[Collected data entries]
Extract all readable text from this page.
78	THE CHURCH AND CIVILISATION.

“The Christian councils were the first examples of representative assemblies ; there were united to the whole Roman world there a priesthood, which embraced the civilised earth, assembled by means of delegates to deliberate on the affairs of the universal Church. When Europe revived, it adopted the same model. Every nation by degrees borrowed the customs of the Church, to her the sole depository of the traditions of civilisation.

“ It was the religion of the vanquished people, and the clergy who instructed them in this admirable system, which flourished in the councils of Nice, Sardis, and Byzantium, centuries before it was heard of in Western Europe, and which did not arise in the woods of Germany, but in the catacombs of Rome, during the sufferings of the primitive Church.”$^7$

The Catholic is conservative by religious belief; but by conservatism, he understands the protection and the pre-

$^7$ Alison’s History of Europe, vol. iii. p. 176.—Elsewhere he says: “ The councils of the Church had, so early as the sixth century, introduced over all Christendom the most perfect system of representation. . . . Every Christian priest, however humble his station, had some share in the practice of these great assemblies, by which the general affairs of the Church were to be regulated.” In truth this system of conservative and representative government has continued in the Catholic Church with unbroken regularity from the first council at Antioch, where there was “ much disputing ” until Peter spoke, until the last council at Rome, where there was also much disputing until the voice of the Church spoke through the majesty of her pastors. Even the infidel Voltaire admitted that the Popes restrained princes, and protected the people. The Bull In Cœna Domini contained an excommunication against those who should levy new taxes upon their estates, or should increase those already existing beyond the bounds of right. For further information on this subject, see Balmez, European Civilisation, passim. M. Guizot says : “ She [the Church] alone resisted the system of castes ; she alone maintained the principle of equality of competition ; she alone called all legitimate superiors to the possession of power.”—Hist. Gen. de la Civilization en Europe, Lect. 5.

> _Task brief_:
Identify the lines above with the word "from". Copy them.

> _Answer to the problem_:
Extract all readable text from this page.
$^7$ Alison’s History of Europe, vol. iii. p. 176.—Elsewhere he says: “ The councils of the Church had, so early as the sixth century, introduced over all Christendom the most perfect system of representation. . . . Every Christian priest, however humble his station, had some share in the practice of these great assemblies, by which the general affairs of the Church were to be regulated.” In truth this system of conservative and representative government has continued in the Catholic Church with unbroken regularity from the first council at Antioch, where there was “ much disputing ” until Peter spoke, until the last council at Rome, where there was also much disputing until the voice of the Church spoke through the majesty of her pastors. Even the infidel Voltaire admitted that the Popes restrained princes, and protected the people. The Bull In Cœna Domini contained an excommunication against those who should levy new taxes upon their estates, or should increase those already existing beyond the bounds of right. For further information on this subject, see Balmez, European Civilisation, passim. M. Guizot says : “ She [the Church] alone resisted the system of castes ; she alone maintained the principle of equality of competition ; she alone called all legitimate superiors to the possession of power.”—Hist. Gen. de la Civilization en Europe, Lect. 5.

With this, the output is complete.